[Data items]
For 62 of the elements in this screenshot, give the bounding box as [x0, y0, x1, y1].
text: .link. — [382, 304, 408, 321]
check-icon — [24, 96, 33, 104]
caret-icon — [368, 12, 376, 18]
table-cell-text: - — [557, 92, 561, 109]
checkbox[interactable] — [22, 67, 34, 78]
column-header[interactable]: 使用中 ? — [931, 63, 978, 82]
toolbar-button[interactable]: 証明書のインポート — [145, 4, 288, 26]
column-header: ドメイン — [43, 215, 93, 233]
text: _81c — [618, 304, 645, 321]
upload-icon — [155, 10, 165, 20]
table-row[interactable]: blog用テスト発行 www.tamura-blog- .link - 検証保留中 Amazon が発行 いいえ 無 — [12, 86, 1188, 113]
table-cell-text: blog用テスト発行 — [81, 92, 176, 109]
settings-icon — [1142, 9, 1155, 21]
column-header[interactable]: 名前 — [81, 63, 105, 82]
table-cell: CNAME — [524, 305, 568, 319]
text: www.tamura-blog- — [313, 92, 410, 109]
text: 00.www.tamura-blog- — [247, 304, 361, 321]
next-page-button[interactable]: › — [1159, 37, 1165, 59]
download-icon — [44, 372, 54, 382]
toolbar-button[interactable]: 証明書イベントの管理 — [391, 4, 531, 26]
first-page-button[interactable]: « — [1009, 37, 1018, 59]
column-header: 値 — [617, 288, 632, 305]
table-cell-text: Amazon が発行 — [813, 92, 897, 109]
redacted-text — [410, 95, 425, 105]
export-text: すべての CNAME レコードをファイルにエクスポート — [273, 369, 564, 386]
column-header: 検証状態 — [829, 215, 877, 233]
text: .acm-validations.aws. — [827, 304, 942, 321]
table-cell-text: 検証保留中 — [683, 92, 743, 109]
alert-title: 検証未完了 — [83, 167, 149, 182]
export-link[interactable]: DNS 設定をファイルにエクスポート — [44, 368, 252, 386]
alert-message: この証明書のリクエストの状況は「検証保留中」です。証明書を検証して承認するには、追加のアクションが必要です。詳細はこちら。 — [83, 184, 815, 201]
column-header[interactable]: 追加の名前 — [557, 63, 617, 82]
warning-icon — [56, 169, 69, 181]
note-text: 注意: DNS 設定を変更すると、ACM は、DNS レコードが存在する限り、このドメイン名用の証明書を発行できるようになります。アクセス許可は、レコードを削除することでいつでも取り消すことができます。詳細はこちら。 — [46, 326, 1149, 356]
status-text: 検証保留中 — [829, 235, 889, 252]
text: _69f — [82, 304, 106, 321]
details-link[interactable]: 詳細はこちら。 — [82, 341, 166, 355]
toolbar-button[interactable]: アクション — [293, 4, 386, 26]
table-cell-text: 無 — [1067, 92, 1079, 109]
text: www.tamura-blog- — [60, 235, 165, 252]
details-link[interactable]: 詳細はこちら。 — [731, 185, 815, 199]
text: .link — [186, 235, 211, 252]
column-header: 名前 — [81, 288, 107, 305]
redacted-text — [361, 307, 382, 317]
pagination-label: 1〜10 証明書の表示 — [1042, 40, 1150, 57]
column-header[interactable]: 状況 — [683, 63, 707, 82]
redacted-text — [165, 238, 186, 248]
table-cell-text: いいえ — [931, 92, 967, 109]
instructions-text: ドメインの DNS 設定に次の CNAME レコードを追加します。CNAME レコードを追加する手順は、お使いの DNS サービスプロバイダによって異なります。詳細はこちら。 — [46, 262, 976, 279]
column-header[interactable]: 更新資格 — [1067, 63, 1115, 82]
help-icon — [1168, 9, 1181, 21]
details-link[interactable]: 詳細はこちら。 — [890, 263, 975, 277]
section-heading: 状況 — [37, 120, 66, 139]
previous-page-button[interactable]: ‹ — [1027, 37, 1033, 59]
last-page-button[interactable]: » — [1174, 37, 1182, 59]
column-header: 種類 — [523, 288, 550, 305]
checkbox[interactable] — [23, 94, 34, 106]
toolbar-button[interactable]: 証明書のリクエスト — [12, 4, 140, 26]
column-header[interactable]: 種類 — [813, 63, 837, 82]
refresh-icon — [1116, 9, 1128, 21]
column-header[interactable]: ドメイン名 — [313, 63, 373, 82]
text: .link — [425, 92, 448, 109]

### [DO THIS]
Reproduce the lines of the listing above without any change. Begin at the first line of the listing and stop after the line that contains "table-cell-text: blog用テスト発行 —", including both of those lines.

### [THE OUTPUT]
For 62 of the elements in this screenshot, give the bounding box as [x0, y0, x1, y1].
text: .link. — [382, 304, 408, 321]
check-icon — [24, 96, 33, 104]
caret-icon — [368, 12, 376, 18]
table-cell-text: - — [557, 92, 561, 109]
checkbox[interactable] — [22, 67, 34, 78]
column-header[interactable]: 使用中 ? — [931, 63, 978, 82]
toolbar-button[interactable]: 証明書のインポート — [145, 4, 288, 26]
column-header: ドメイン — [43, 215, 93, 233]
text: _81c — [618, 304, 645, 321]
upload-icon — [155, 10, 165, 20]
table-row[interactable]: blog用テスト発行 www.tamura-blog- .link - 検証保留中 Amazon が発行 いいえ 無 — [12, 86, 1188, 113]
table-cell-text: blog用テスト発行 — [81, 92, 176, 109]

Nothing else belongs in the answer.